### Dataset records:
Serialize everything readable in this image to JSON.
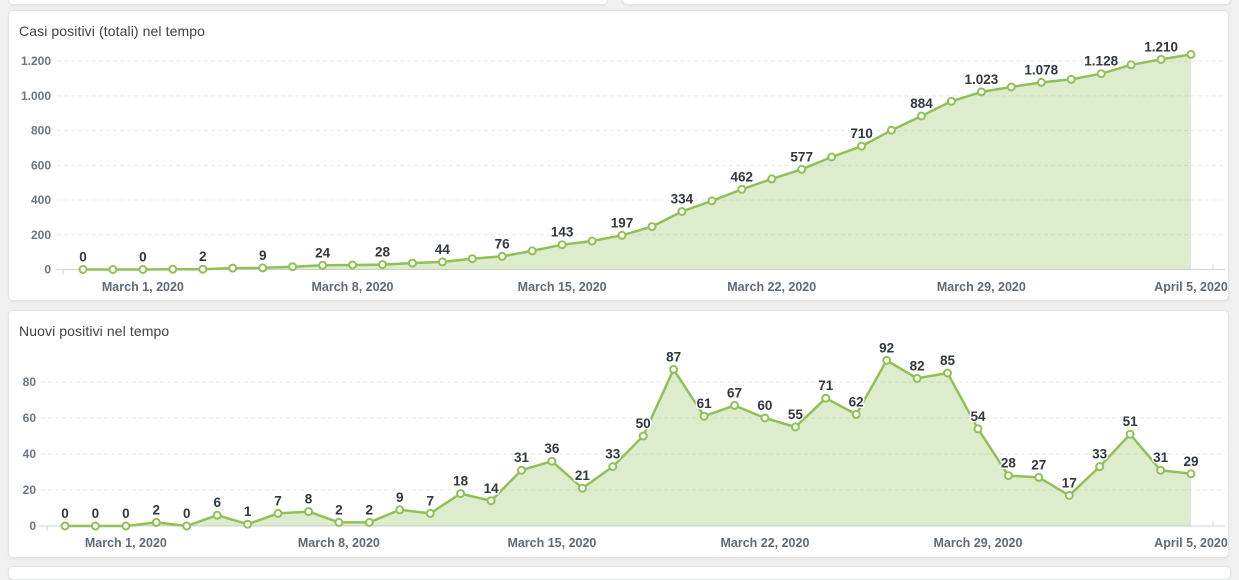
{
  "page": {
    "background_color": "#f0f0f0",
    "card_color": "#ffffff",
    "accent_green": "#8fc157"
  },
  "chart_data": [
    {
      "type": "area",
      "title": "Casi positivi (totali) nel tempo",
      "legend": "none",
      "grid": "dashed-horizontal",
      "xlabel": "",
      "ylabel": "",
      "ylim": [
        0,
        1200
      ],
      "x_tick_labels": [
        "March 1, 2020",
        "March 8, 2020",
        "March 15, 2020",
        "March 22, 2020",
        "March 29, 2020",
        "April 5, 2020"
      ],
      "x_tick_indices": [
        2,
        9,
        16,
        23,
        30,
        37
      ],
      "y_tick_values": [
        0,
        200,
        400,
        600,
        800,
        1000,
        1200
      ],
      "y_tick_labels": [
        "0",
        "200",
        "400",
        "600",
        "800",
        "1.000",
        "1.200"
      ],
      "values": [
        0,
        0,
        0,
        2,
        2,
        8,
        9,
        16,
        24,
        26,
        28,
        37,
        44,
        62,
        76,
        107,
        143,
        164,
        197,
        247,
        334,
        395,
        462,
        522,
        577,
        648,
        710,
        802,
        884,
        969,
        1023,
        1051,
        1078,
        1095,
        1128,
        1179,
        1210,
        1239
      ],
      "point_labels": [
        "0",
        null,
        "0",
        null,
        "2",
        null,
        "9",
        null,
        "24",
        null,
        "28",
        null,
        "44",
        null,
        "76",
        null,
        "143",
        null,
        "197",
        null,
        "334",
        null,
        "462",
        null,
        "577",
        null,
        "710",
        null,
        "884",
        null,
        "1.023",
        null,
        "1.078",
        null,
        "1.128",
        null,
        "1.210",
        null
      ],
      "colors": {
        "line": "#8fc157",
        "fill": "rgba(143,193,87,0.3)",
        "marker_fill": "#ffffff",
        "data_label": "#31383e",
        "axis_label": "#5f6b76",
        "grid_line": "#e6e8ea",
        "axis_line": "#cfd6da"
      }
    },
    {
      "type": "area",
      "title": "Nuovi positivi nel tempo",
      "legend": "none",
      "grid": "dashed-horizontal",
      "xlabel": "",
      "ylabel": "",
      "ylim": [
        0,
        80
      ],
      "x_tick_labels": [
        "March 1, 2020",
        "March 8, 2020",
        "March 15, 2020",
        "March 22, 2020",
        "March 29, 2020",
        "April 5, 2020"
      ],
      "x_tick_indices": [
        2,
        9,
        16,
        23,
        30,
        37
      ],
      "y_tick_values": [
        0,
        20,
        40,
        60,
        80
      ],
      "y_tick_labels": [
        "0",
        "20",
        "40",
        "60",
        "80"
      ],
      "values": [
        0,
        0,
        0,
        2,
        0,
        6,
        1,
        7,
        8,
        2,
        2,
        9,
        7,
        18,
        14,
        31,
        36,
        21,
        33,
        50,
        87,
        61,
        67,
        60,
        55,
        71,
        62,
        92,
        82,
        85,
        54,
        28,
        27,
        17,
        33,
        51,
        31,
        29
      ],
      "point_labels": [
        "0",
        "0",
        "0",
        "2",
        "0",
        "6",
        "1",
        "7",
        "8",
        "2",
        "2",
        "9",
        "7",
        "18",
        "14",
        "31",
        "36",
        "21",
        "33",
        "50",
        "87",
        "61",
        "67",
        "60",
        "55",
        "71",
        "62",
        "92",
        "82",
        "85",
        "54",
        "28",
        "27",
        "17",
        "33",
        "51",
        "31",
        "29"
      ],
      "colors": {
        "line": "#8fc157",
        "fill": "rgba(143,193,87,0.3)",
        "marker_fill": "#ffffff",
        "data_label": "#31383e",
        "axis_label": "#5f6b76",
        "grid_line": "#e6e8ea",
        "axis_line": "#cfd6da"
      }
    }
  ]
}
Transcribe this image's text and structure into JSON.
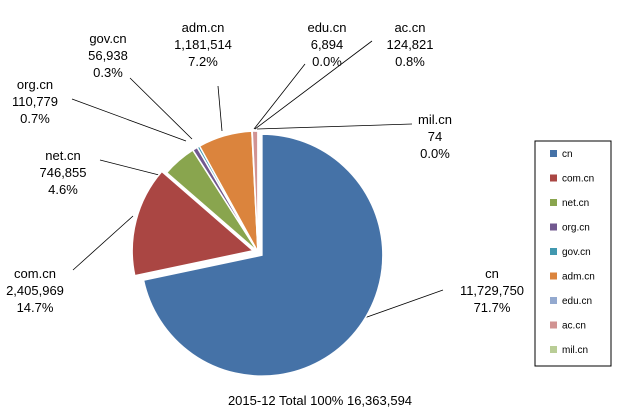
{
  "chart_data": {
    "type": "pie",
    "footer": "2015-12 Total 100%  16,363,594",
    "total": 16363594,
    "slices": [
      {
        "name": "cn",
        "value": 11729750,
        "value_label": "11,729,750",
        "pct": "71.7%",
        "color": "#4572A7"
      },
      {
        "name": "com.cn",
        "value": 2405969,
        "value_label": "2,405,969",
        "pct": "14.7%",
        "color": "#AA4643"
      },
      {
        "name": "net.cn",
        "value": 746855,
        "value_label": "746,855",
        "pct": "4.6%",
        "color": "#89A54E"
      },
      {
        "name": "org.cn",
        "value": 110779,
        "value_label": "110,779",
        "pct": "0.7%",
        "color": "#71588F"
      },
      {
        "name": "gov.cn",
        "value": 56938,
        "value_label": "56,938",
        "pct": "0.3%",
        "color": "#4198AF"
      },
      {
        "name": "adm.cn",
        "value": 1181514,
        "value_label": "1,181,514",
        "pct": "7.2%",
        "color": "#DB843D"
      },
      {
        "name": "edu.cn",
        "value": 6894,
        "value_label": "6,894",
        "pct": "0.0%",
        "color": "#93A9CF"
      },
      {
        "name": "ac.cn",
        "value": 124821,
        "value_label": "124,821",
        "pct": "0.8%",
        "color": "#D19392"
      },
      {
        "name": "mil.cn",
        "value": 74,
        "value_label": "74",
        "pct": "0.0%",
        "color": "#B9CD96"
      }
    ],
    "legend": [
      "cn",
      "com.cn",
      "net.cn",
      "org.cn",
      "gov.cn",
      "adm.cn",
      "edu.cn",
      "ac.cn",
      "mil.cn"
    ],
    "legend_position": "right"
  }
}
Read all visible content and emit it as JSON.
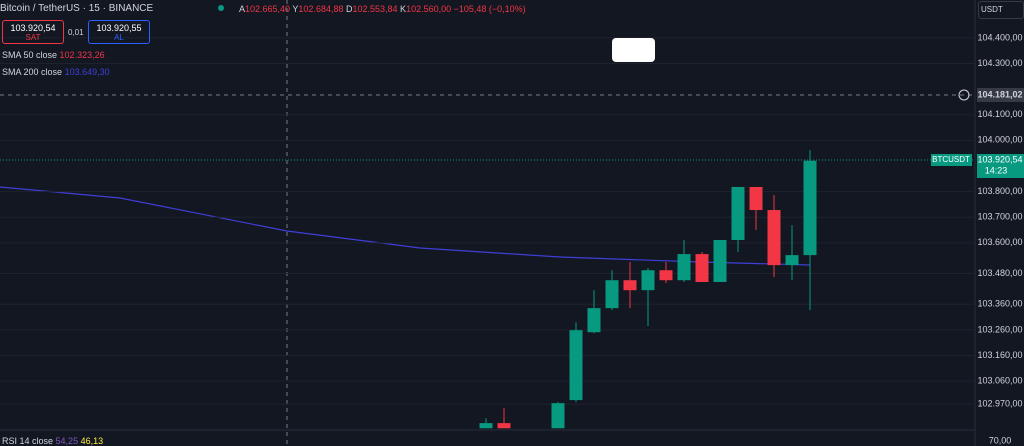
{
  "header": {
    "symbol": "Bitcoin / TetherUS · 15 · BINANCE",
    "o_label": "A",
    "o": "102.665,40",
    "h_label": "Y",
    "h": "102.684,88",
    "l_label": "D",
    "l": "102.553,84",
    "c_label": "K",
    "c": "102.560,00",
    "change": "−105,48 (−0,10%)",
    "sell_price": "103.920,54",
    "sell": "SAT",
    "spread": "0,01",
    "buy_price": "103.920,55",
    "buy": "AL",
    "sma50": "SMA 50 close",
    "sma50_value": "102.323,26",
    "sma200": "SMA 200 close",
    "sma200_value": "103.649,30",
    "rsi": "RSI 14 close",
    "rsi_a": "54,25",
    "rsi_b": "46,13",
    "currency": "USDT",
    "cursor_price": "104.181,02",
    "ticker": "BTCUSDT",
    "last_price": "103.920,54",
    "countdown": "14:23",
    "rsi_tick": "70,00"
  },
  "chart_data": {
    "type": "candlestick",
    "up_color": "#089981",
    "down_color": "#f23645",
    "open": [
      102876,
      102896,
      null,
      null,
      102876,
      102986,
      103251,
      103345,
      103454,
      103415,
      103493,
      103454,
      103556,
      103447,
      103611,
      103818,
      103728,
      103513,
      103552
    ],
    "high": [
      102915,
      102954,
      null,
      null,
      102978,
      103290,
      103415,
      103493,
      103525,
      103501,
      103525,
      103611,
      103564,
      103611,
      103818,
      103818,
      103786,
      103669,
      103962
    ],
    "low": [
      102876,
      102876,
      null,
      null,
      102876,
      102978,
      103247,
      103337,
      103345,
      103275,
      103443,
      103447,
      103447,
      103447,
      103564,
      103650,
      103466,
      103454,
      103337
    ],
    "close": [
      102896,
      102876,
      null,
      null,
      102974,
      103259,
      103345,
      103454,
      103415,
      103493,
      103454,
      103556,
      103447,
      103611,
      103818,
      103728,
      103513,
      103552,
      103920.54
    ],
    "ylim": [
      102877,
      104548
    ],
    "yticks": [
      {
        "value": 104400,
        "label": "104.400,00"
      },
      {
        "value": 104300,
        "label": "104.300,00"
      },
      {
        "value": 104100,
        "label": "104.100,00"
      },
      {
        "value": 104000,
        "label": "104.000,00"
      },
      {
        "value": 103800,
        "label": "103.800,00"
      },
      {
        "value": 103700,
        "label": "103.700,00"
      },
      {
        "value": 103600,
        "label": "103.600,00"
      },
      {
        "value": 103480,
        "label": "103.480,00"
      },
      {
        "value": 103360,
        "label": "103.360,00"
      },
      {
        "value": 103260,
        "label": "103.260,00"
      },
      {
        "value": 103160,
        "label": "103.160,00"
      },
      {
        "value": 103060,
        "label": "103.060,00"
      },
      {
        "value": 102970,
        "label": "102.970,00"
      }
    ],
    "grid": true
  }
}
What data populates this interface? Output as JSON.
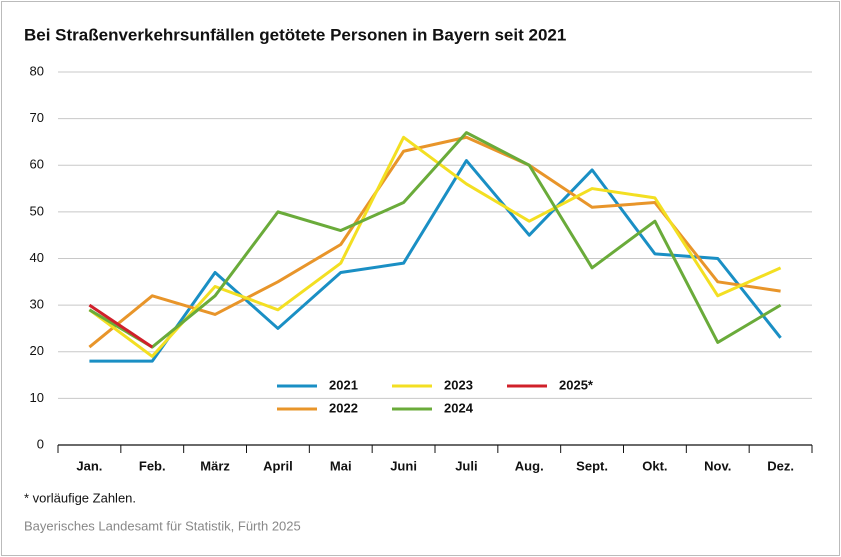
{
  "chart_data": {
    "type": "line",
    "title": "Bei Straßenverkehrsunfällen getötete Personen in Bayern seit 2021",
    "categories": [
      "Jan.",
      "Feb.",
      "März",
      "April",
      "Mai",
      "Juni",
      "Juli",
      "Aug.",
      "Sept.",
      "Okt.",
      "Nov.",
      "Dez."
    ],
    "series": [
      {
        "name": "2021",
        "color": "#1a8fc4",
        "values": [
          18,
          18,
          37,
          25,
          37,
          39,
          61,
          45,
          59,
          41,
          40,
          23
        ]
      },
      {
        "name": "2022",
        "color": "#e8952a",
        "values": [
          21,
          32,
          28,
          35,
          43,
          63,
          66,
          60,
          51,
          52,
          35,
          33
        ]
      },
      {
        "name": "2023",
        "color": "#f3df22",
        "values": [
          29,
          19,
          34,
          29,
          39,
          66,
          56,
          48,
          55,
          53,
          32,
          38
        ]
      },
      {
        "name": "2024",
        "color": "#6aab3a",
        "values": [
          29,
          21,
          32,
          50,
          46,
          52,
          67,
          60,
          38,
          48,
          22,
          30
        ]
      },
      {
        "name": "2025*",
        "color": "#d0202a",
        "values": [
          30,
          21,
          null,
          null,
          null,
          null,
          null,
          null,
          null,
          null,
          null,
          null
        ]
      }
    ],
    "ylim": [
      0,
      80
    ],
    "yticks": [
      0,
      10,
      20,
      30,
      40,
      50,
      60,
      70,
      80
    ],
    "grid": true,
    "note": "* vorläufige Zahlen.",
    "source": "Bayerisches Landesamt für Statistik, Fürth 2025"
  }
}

### Set task:
Copy every line of the entries above in which "close" occurs.

### Solution for this task:
    "sma50": "SMA 50 close",
    "sma200": "SMA 200 close",
    "rsi": "RSI 14 close",
    "close": [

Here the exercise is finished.